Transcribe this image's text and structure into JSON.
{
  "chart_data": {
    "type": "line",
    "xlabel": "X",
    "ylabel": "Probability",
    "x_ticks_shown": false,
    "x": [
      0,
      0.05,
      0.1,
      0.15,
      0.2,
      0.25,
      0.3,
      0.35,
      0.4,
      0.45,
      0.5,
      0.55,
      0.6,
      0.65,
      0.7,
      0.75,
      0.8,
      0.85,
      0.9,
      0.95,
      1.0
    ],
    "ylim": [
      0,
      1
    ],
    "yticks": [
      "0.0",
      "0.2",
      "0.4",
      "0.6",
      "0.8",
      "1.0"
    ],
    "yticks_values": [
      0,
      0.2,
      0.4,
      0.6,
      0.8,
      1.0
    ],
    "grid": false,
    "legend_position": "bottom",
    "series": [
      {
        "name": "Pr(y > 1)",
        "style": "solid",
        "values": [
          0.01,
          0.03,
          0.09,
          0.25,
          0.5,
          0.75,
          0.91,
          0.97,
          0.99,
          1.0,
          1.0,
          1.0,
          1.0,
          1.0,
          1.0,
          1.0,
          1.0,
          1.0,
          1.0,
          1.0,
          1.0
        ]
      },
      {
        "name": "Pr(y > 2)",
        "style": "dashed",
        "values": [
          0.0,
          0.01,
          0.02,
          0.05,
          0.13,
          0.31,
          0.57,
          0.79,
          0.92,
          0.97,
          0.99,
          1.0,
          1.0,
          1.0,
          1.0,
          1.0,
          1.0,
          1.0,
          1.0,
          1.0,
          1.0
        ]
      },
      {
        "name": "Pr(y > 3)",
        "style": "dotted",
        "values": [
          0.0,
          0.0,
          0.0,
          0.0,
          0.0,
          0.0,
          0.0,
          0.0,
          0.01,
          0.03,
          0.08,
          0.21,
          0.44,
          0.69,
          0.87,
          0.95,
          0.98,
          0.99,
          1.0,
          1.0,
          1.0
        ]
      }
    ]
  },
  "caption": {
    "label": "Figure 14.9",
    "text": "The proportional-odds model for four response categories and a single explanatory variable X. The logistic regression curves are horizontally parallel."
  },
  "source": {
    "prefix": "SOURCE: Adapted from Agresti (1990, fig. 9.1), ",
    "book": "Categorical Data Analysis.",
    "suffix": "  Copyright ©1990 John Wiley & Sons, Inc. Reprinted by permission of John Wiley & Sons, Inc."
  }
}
-=-=-
- What the exercise asks: Your task is to output all of the data above word for word.

- Final answer:
Transcribe this image's text and structure into JSON.
{
  "chart_data": {
    "type": "line",
    "xlabel": "X",
    "ylabel": "Probability",
    "x_ticks_shown": false,
    "x": [
      0,
      0.05,
      0.1,
      0.15,
      0.2,
      0.25,
      0.3,
      0.35,
      0.4,
      0.45,
      0.5,
      0.55,
      0.6,
      0.65,
      0.7,
      0.75,
      0.8,
      0.85,
      0.9,
      0.95,
      1.0
    ],
    "ylim": [
      0,
      1
    ],
    "yticks": [
      "0.0",
      "0.2",
      "0.4",
      "0.6",
      "0.8",
      "1.0"
    ],
    "yticks_values": [
      0,
      0.2,
      0.4,
      0.6,
      0.8,
      1.0
    ],
    "grid": false,
    "legend_position": "bottom",
    "series": [
      {
        "name": "Pr(y > 1)",
        "style": "solid",
        "values": [
          0.01,
          0.03,
          0.09,
          0.25,
          0.5,
          0.75,
          0.91,
          0.97,
          0.99,
          1.0,
          1.0,
          1.0,
          1.0,
          1.0,
          1.0,
          1.0,
          1.0,
          1.0,
          1.0,
          1.0,
          1.0
        ]
      },
      {
        "name": "Pr(y > 2)",
        "style": "dashed",
        "values": [
          0.0,
          0.01,
          0.02,
          0.05,
          0.13,
          0.31,
          0.57,
          0.79,
          0.92,
          0.97,
          0.99,
          1.0,
          1.0,
          1.0,
          1.0,
          1.0,
          1.0,
          1.0,
          1.0,
          1.0,
          1.0
        ]
      },
      {
        "name": "Pr(y > 3)",
        "style": "dotted",
        "values": [
          0.0,
          0.0,
          0.0,
          0.0,
          0.0,
          0.0,
          0.0,
          0.0,
          0.01,
          0.03,
          0.08,
          0.21,
          0.44,
          0.69,
          0.87,
          0.95,
          0.98,
          0.99,
          1.0,
          1.0,
          1.0
        ]
      }
    ]
  },
  "caption": {
    "label": "Figure 14.9",
    "text": "The proportional-odds model for four response categories and a single explanatory variable X. The logistic regression curves are horizontally parallel."
  },
  "source": {
    "prefix": "SOURCE: Adapted from Agresti (1990, fig. 9.1), ",
    "book": "Categorical Data Analysis.",
    "suffix": "  Copyright ©1990 John Wiley & Sons, Inc. Reprinted by permission of John Wiley & Sons, Inc."
  }
}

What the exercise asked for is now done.